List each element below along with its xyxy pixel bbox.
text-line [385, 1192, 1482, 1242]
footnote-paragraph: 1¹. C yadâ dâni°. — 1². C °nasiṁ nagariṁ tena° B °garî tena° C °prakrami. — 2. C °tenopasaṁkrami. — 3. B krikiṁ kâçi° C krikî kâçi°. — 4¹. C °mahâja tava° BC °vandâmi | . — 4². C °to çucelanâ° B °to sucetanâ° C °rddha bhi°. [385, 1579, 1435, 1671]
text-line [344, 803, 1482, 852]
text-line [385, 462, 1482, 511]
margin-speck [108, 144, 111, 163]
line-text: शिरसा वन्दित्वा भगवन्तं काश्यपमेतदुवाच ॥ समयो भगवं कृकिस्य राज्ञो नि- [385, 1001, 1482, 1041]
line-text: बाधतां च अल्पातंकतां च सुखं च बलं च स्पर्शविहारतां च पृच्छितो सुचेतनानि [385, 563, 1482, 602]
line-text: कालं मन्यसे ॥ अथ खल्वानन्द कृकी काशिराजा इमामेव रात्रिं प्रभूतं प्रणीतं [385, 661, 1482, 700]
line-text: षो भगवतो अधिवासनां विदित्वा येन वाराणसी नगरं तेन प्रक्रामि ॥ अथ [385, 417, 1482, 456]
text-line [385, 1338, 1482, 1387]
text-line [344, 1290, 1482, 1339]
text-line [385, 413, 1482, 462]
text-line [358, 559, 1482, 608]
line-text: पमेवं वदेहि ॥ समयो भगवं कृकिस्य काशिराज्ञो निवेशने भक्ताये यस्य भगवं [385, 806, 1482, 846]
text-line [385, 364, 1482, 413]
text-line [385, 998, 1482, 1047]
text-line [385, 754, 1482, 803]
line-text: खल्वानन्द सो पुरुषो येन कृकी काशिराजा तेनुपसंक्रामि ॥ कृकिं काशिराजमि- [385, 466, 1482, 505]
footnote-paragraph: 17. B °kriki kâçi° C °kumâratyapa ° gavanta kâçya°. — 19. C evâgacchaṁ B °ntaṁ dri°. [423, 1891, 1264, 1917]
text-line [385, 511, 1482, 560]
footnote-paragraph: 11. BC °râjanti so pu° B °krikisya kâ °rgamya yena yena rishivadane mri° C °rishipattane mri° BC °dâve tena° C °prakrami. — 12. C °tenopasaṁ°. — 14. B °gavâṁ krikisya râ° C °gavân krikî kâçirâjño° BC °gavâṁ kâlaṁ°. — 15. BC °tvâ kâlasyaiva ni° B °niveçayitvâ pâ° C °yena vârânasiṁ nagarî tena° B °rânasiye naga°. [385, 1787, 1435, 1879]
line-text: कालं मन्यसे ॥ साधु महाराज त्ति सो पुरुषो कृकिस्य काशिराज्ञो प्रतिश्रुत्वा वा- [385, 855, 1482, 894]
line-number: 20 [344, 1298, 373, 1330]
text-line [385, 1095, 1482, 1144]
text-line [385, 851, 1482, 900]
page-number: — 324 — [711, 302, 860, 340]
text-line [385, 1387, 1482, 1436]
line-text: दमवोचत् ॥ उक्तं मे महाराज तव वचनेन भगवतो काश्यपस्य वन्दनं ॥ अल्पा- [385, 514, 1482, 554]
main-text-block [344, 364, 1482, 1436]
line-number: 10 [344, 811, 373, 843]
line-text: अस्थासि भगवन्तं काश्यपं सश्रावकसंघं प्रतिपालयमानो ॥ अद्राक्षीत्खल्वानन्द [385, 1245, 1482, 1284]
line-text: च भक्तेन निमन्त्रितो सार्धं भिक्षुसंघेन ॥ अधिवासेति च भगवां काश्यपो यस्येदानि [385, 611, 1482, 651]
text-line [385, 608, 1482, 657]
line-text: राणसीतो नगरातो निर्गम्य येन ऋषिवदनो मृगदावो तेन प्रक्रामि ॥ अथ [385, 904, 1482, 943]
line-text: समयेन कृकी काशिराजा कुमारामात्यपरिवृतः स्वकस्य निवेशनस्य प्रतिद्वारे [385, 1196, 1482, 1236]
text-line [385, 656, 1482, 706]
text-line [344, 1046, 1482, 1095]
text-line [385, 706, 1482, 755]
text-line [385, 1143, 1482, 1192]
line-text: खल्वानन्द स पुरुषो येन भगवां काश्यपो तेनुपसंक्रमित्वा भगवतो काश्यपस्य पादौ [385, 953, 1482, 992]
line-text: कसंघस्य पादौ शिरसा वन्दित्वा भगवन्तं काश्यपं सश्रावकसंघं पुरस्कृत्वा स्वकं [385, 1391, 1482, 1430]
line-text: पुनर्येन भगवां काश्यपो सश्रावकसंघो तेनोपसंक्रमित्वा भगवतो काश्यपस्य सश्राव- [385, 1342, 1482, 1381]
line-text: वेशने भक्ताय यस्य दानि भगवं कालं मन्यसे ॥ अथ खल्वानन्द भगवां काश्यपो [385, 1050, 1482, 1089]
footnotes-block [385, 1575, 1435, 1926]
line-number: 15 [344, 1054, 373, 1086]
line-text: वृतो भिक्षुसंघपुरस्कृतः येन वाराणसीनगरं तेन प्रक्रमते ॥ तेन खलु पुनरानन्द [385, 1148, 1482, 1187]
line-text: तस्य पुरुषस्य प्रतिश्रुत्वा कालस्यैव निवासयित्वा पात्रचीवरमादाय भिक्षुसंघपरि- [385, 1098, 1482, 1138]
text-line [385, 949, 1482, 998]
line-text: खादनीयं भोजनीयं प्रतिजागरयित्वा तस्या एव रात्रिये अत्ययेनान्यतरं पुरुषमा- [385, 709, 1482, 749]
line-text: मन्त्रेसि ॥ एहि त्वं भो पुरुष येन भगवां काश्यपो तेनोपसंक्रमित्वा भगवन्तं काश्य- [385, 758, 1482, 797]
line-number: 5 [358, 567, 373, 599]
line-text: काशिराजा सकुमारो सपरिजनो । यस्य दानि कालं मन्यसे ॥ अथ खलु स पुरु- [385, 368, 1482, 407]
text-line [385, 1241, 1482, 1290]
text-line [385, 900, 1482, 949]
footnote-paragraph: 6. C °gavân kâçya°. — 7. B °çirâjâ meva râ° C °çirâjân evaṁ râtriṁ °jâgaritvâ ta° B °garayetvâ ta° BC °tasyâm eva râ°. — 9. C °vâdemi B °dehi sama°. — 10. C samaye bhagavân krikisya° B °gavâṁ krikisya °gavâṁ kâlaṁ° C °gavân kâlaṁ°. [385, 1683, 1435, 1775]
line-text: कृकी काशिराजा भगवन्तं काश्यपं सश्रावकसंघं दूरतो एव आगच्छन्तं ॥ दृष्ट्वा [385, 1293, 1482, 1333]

───

**Required task**
Reproduce the listing above in full, replacing each occurrence of "footnote-paragraph" with "apparatus-note" and leaving every other character unchanged.

**Exercise response**
List each element below along with its xyxy pixel bbox.
text-line [385, 1192, 1482, 1242]
apparatus-note: 1¹. C yadâ dâni°. — 1². C °nasiṁ nagariṁ tena° B °garî tena° C °prakrami. — 2. C °tenopasaṁkrami. — 3. B krikiṁ kâçi° C krikî kâçi°. — 4¹. C °mahâja tava° BC °vandâmi | . — 4². C °to çucelanâ° B °to sucetanâ° C °rddha bhi°. [385, 1579, 1435, 1671]
text-line [344, 803, 1482, 852]
text-line [385, 462, 1482, 511]
margin-speck [108, 144, 111, 163]
line-text: शिरसा वन्दित्वा भगवन्तं काश्यपमेतदुवाच ॥ समयो भगवं कृकिस्य राज्ञो नि- [385, 1001, 1482, 1041]
line-text: बाधतां च अल्पातंकतां च सुखं च बलं च स्पर्शविहारतां च पृच्छितो सुचेतनानि [385, 563, 1482, 602]
line-text: कालं मन्यसे ॥ अथ खल्वानन्द कृकी काशिराजा इमामेव रात्रिं प्रभूतं प्रणीतं [385, 661, 1482, 700]
line-text: षो भगवतो अधिवासनां विदित्वा येन वाराणसी नगरं तेन प्रक्रामि ॥ अथ [385, 417, 1482, 456]
text-line [385, 1338, 1482, 1387]
text-line [344, 1290, 1482, 1339]
text-line [385, 413, 1482, 462]
text-line [358, 559, 1482, 608]
line-text: पमेवं वदेहि ॥ समयो भगवं कृकिस्य काशिराज्ञो निवेशने भक्ताये यस्य भगवं [385, 806, 1482, 846]
text-line [385, 364, 1482, 413]
text-line [385, 998, 1482, 1047]
text-line [385, 754, 1482, 803]
line-text: खल्वानन्द सो पुरुषो येन कृकी काशिराजा तेनुपसंक्रामि ॥ कृकिं काशिराजमि- [385, 466, 1482, 505]
apparatus-note: 17. B °kriki kâçi° C °kumâratyapa ° gavanta kâçya°. — 19. C evâgacchaṁ B °ntaṁ dri°. [423, 1891, 1264, 1917]
text-line [385, 511, 1482, 560]
apparatus-note: 11. BC °râjanti so pu° B °krikisya kâ °rgamya yena yena rishivadane mri° C °rishipattane mri° BC °dâve tena° C °prakrami. — 12. C °tenopasaṁ°. — 14. B °gavâṁ krikisya râ° C °gavân krikî kâçirâjño° BC °gavâṁ kâlaṁ°. — 15. BC °tvâ kâlasyaiva ni° B °niveçayitvâ pâ° C °yena vârânasiṁ nagarî tena° B °rânasiye naga°. [385, 1787, 1435, 1879]
line-text: कालं मन्यसे ॥ साधु महाराज त्ति सो पुरुषो कृकिस्य काशिराज्ञो प्रतिश्रुत्वा वा- [385, 855, 1482, 894]
line-number: 20 [344, 1298, 373, 1330]
text-line [385, 1095, 1482, 1144]
text-line [385, 851, 1482, 900]
page-number: — 324 — [711, 302, 860, 340]
text-line [385, 1387, 1482, 1436]
line-text: दमवोचत् ॥ उक्तं मे महाराज तव वचनेन भगवतो काश्यपस्य वन्दनं ॥ अल्पा- [385, 514, 1482, 554]
main-text-block [344, 364, 1482, 1436]
line-number: 10 [344, 811, 373, 843]
line-text: अस्थासि भगवन्तं काश्यपं सश्रावकसंघं प्रतिपालयमानो ॥ अद्राक्षीत्खल्वानन्द [385, 1245, 1482, 1284]
line-text: च भक्तेन निमन्त्रितो सार्धं भिक्षुसंघेन ॥ अधिवासेति च भगवां काश्यपो यस्येदानि [385, 611, 1482, 651]
text-line [385, 608, 1482, 657]
line-text: राणसीतो नगरातो निर्गम्य येन ऋषिवदनो मृगदावो तेन प्रक्रामि ॥ अथ [385, 904, 1482, 943]
line-text: समयेन कृकी काशिराजा कुमारामात्यपरिवृतः स्वकस्य निवेशनस्य प्रतिद्वारे [385, 1196, 1482, 1236]
text-line [385, 656, 1482, 706]
text-line [344, 1046, 1482, 1095]
text-line [385, 706, 1482, 755]
text-line [385, 1143, 1482, 1192]
line-text: खल्वानन्द स पुरुषो येन भगवां काश्यपो तेनुपसंक्रमित्वा भगवतो काश्यपस्य पादौ [385, 953, 1482, 992]
line-text: कसंघस्य पादौ शिरसा वन्दित्वा भगवन्तं काश्यपं सश्रावकसंघं पुरस्कृत्वा स्वकं [385, 1391, 1482, 1430]
line-text: पुनर्येन भगवां काश्यपो सश्रावकसंघो तेनोपसंक्रमित्वा भगवतो काश्यपस्य सश्राव- [385, 1342, 1482, 1381]
line-text: वेशने भक्ताय यस्य दानि भगवं कालं मन्यसे ॥ अथ खल्वानन्द भगवां काश्यपो [385, 1050, 1482, 1089]
footnotes-block [385, 1575, 1435, 1926]
line-number: 15 [344, 1054, 373, 1086]
line-text: वृतो भिक्षुसंघपुरस्कृतः येन वाराणसीनगरं तेन प्रक्रमते ॥ तेन खलु पुनरानन्द [385, 1148, 1482, 1187]
line-text: तस्य पुरुषस्य प्रतिश्रुत्वा कालस्यैव निवासयित्वा पात्रचीवरमादाय भिक्षुसंघपरि- [385, 1098, 1482, 1138]
text-line [385, 949, 1482, 998]
line-text: खादनीयं भोजनीयं प्रतिजागरयित्वा तस्या एव रात्रिये अत्ययेनान्यतरं पुरुषमा- [385, 709, 1482, 749]
line-text: मन्त्रेसि ॥ एहि त्वं भो पुरुष येन भगवां काश्यपो तेनोपसंक्रमित्वा भगवन्तं काश्य- [385, 758, 1482, 797]
line-number: 5 [358, 567, 373, 599]
line-text: काशिराजा सकुमारो सपरिजनो । यस्य दानि कालं मन्यसे ॥ अथ खलु स पुरु- [385, 368, 1482, 407]
text-line [385, 1241, 1482, 1290]
text-line [385, 900, 1482, 949]
apparatus-note: 6. C °gavân kâçya°. — 7. B °çirâjâ meva râ° C °çirâjân evaṁ râtriṁ °jâgaritvâ ta° B °garayetvâ ta° BC °tasyâm eva râ°. — 9. C °vâdemi B °dehi sama°. — 10. C samaye bhagavân krikisya° B °gavâṁ krikisya °gavâṁ kâlaṁ° C °gavân kâlaṁ°. [385, 1683, 1435, 1775]
line-text: कृकी काशिराजा भगवन्तं काश्यपं सश्रावकसंघं दूरतो एव आगच्छन्तं ॥ दृष्ट्वा [385, 1293, 1482, 1333]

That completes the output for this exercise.